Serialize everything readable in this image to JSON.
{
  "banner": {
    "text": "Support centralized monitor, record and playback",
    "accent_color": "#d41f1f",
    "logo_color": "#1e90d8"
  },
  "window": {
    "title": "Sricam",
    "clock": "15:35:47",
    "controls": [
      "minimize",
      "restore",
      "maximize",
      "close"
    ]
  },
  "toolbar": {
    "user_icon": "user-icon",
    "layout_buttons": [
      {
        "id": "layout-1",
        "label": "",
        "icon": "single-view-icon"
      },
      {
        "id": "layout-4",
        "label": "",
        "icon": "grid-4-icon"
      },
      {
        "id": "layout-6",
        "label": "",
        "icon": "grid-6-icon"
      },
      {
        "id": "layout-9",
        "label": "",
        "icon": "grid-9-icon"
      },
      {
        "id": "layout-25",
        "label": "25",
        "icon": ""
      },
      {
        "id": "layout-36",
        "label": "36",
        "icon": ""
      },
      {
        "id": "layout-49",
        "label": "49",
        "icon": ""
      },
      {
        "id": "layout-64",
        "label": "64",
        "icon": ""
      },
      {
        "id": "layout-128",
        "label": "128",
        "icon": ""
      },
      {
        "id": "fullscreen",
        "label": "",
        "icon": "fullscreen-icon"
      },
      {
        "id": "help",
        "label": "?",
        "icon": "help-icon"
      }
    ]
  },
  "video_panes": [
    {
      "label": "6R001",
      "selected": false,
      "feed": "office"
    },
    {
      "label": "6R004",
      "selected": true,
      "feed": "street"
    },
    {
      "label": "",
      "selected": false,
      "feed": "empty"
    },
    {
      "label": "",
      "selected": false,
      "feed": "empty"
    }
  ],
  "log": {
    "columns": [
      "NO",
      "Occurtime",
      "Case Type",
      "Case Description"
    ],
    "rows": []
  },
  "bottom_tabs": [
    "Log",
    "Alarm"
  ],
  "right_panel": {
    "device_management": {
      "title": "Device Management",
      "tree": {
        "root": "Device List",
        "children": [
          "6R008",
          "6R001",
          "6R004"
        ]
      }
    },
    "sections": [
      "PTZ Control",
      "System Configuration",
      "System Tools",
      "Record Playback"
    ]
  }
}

——————————

§ Short task: Reply with nothing but a number: how many lines of the entries above contain the string "System"?

§ Exercise answer: 2